▶ [WHAT THIS TASK INVOLVES]: Here are some records; return them all exactly.

Records from a dataset:

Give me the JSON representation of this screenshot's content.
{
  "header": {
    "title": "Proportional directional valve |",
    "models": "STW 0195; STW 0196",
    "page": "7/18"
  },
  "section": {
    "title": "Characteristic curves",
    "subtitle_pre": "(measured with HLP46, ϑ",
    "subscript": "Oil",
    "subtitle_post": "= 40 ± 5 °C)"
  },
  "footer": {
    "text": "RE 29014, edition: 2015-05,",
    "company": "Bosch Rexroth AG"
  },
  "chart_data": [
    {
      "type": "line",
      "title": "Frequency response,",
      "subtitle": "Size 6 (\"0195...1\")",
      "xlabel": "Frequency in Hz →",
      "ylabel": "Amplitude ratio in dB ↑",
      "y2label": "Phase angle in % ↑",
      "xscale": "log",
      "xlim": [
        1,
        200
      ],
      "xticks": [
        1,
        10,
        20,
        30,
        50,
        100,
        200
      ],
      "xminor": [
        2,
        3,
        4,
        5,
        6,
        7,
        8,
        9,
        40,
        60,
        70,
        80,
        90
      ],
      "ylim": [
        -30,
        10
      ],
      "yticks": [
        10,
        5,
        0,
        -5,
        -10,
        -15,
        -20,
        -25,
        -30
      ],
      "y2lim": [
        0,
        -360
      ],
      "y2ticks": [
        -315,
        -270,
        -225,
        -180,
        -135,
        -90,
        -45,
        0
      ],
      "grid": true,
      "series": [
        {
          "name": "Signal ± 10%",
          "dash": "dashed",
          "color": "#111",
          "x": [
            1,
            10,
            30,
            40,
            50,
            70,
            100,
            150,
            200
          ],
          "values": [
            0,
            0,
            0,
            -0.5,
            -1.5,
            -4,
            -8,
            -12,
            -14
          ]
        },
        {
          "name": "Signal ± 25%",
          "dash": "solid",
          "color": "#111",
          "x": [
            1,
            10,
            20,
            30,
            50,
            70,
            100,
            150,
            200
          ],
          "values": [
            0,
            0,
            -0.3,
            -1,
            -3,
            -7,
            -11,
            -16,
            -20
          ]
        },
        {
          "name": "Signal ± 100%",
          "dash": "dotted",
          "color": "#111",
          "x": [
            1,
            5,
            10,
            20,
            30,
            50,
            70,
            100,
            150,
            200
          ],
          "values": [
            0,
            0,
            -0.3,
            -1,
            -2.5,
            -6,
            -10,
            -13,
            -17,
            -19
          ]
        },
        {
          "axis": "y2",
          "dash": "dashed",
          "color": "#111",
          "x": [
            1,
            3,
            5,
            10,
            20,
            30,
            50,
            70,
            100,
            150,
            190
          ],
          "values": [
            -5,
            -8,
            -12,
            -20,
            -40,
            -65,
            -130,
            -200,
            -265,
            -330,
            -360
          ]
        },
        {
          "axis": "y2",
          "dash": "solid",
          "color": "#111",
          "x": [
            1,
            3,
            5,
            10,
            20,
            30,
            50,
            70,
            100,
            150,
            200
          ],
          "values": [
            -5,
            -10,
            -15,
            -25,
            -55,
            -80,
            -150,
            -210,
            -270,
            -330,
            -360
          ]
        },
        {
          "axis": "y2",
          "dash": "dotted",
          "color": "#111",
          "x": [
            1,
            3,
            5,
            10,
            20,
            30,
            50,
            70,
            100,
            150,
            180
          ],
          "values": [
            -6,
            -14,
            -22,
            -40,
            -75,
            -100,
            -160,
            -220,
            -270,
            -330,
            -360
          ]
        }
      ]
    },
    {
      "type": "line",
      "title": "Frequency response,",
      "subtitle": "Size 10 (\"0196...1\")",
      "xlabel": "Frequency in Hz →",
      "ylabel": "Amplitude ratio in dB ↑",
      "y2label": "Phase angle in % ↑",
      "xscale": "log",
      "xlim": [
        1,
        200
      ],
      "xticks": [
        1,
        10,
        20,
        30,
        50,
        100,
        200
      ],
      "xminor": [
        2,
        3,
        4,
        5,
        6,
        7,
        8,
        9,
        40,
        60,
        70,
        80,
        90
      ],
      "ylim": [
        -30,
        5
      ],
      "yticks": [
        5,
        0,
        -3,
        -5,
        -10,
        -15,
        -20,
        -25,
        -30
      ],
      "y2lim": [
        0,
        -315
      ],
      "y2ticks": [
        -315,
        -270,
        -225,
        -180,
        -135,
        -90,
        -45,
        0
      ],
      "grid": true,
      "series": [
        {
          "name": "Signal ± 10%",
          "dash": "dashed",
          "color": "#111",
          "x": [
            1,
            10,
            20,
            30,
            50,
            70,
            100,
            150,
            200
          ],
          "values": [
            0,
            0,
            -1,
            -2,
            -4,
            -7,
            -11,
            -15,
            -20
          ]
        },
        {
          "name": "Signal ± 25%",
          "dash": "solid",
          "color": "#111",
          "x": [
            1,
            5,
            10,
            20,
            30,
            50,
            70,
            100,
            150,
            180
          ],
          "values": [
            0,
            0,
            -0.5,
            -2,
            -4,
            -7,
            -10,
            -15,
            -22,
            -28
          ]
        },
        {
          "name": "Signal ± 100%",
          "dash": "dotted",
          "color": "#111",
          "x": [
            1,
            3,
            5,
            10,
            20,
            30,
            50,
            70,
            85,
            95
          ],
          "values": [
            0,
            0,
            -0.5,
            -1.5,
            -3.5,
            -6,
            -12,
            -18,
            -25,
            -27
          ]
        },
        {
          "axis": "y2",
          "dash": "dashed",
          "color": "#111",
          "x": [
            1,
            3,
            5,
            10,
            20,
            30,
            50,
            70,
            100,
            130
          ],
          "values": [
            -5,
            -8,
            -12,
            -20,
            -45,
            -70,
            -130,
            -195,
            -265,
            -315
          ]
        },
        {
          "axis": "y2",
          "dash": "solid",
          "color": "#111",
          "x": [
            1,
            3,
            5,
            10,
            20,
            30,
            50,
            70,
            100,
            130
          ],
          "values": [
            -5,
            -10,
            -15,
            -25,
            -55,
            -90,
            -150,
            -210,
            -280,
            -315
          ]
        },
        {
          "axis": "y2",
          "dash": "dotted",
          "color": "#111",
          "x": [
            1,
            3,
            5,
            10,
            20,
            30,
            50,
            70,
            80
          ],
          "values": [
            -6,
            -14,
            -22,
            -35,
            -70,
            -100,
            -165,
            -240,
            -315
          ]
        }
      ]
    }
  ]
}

▶ [WORKED SOLUTION]:
Give me the JSON representation of this screenshot's content.
{
  "header": {
    "title": "Proportional directional valve |",
    "models": "STW 0195; STW 0196",
    "page": "7/18"
  },
  "section": {
    "title": "Characteristic curves",
    "subtitle_pre": "(measured with HLP46, ϑ",
    "subscript": "Oil",
    "subtitle_post": "= 40 ± 5 °C)"
  },
  "footer": {
    "text": "RE 29014, edition: 2015-05,",
    "company": "Bosch Rexroth AG"
  },
  "chart_data": [
    {
      "type": "line",
      "title": "Frequency response,",
      "subtitle": "Size 6 (\"0195...1\")",
      "xlabel": "Frequency in Hz →",
      "ylabel": "Amplitude ratio in dB ↑",
      "y2label": "Phase angle in % ↑",
      "xscale": "log",
      "xlim": [
        1,
        200
      ],
      "xticks": [
        1,
        10,
        20,
        30,
        50,
        100,
        200
      ],
      "xminor": [
        2,
        3,
        4,
        5,
        6,
        7,
        8,
        9,
        40,
        60,
        70,
        80,
        90
      ],
      "ylim": [
        -30,
        10
      ],
      "yticks": [
        10,
        5,
        0,
        -5,
        -10,
        -15,
        -20,
        -25,
        -30
      ],
      "y2lim": [
        0,
        -360
      ],
      "y2ticks": [
        -315,
        -270,
        -225,
        -180,
        -135,
        -90,
        -45,
        0
      ],
      "grid": true,
      "series": [
        {
          "name": "Signal ± 10%",
          "dash": "dashed",
          "color": "#111",
          "x": [
            1,
            10,
            30,
            40,
            50,
            70,
            100,
            150,
            200
          ],
          "values": [
            0,
            0,
            0,
            -0.5,
            -1.5,
            -4,
            -8,
            -12,
            -14
          ]
        },
        {
          "name": "Signal ± 25%",
          "dash": "solid",
          "color": "#111",
          "x": [
            1,
            10,
            20,
            30,
            50,
            70,
            100,
            150,
            200
          ],
          "values": [
            0,
            0,
            -0.3,
            -1,
            -3,
            -7,
            -11,
            -16,
            -20
          ]
        },
        {
          "name": "Signal ± 100%",
          "dash": "dotted",
          "color": "#111",
          "x": [
            1,
            5,
            10,
            20,
            30,
            50,
            70,
            100,
            150,
            200
          ],
          "values": [
            0,
            0,
            -0.3,
            -1,
            -2.5,
            -6,
            -10,
            -13,
            -17,
            -19
          ]
        },
        {
          "axis": "y2",
          "dash": "dashed",
          "color": "#111",
          "x": [
            1,
            3,
            5,
            10,
            20,
            30,
            50,
            70,
            100,
            150,
            190
          ],
          "values": [
            -5,
            -8,
            -12,
            -20,
            -40,
            -65,
            -130,
            -200,
            -265,
            -330,
            -360
          ]
        },
        {
          "axis": "y2",
          "dash": "solid",
          "color": "#111",
          "x": [
            1,
            3,
            5,
            10,
            20,
            30,
            50,
            70,
            100,
            150,
            200
          ],
          "values": [
            -5,
            -10,
            -15,
            -25,
            -55,
            -80,
            -150,
            -210,
            -270,
            -330,
            -360
          ]
        },
        {
          "axis": "y2",
          "dash": "dotted",
          "color": "#111",
          "x": [
            1,
            3,
            5,
            10,
            20,
            30,
            50,
            70,
            100,
            150,
            180
          ],
          "values": [
            -6,
            -14,
            -22,
            -40,
            -75,
            -100,
            -160,
            -220,
            -270,
            -330,
            -360
          ]
        }
      ]
    },
    {
      "type": "line",
      "title": "Frequency response,",
      "subtitle": "Size 10 (\"0196...1\")",
      "xlabel": "Frequency in Hz →",
      "ylabel": "Amplitude ratio in dB ↑",
      "y2label": "Phase angle in % ↑",
      "xscale": "log",
      "xlim": [
        1,
        200
      ],
      "xticks": [
        1,
        10,
        20,
        30,
        50,
        100,
        200
      ],
      "xminor": [
        2,
        3,
        4,
        5,
        6,
        7,
        8,
        9,
        40,
        60,
        70,
        80,
        90
      ],
      "ylim": [
        -30,
        5
      ],
      "yticks": [
        5,
        0,
        -3,
        -5,
        -10,
        -15,
        -20,
        -25,
        -30
      ],
      "y2lim": [
        0,
        -315
      ],
      "y2ticks": [
        -315,
        -270,
        -225,
        -180,
        -135,
        -90,
        -45,
        0
      ],
      "grid": true,
      "series": [
        {
          "name": "Signal ± 10%",
          "dash": "dashed",
          "color": "#111",
          "x": [
            1,
            10,
            20,
            30,
            50,
            70,
            100,
            150,
            200
          ],
          "values": [
            0,
            0,
            -1,
            -2,
            -4,
            -7,
            -11,
            -15,
            -20
          ]
        },
        {
          "name": "Signal ± 25%",
          "dash": "solid",
          "color": "#111",
          "x": [
            1,
            5,
            10,
            20,
            30,
            50,
            70,
            100,
            150,
            180
          ],
          "values": [
            0,
            0,
            -0.5,
            -2,
            -4,
            -7,
            -10,
            -15,
            -22,
            -28
          ]
        },
        {
          "name": "Signal ± 100%",
          "dash": "dotted",
          "color": "#111",
          "x": [
            1,
            3,
            5,
            10,
            20,
            30,
            50,
            70,
            85,
            95
          ],
          "values": [
            0,
            0,
            -0.5,
            -1.5,
            -3.5,
            -6,
            -12,
            -18,
            -25,
            -27
          ]
        },
        {
          "axis": "y2",
          "dash": "dashed",
          "color": "#111",
          "x": [
            1,
            3,
            5,
            10,
            20,
            30,
            50,
            70,
            100,
            130
          ],
          "values": [
            -5,
            -8,
            -12,
            -20,
            -45,
            -70,
            -130,
            -195,
            -265,
            -315
          ]
        },
        {
          "axis": "y2",
          "dash": "solid",
          "color": "#111",
          "x": [
            1,
            3,
            5,
            10,
            20,
            30,
            50,
            70,
            100,
            130
          ],
          "values": [
            -5,
            -10,
            -15,
            -25,
            -55,
            -90,
            -150,
            -210,
            -280,
            -315
          ]
        },
        {
          "axis": "y2",
          "dash": "dotted",
          "color": "#111",
          "x": [
            1,
            3,
            5,
            10,
            20,
            30,
            50,
            70,
            80
          ],
          "values": [
            -6,
            -14,
            -22,
            -35,
            -70,
            -100,
            -165,
            -240,
            -315
          ]
        }
      ]
    }
  ]
}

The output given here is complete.